# Your task
Copy every line of the records below that holds the word "coniugum".

# Given records
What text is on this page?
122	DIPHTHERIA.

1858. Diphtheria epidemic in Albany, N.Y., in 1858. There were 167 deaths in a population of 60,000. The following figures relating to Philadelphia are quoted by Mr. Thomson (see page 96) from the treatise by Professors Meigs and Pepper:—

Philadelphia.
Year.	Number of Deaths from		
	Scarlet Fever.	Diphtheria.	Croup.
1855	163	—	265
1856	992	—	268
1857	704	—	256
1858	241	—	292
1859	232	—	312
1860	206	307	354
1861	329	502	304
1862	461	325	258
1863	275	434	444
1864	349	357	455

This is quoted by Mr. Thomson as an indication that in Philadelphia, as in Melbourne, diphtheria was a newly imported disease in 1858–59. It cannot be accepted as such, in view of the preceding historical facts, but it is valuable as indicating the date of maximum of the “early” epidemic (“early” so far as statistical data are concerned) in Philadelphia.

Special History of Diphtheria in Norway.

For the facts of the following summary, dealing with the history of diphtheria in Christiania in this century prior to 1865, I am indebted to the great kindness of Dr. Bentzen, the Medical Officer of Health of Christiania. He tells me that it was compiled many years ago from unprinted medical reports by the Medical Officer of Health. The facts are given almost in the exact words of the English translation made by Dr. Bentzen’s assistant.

--

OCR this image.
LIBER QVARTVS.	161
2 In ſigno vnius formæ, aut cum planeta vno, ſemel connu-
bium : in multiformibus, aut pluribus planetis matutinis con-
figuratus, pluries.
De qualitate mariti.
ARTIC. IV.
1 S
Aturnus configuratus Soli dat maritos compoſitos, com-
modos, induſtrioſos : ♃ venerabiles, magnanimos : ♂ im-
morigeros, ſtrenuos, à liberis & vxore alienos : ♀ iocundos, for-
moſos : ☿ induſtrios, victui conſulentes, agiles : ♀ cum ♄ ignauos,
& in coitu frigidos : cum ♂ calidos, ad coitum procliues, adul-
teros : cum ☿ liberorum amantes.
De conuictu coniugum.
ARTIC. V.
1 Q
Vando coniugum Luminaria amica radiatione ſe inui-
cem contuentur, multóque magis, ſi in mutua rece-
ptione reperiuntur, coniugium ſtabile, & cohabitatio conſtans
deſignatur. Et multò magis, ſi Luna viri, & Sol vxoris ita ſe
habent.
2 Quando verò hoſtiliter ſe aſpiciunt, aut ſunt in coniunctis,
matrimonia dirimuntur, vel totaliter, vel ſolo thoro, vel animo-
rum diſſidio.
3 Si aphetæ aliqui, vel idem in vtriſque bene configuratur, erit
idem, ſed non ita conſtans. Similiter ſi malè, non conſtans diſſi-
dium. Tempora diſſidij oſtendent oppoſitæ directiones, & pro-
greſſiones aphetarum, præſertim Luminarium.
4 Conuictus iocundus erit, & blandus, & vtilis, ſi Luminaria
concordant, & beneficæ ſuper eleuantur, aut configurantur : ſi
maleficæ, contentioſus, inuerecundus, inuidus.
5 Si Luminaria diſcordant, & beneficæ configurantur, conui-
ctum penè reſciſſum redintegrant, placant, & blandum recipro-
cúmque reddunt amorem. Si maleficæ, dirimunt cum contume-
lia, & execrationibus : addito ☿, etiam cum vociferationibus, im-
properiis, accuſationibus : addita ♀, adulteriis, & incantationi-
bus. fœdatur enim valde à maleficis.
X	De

# Response
De conuictu coniugum.
Vando coniugum Luminaria amica radiatione ſe inui-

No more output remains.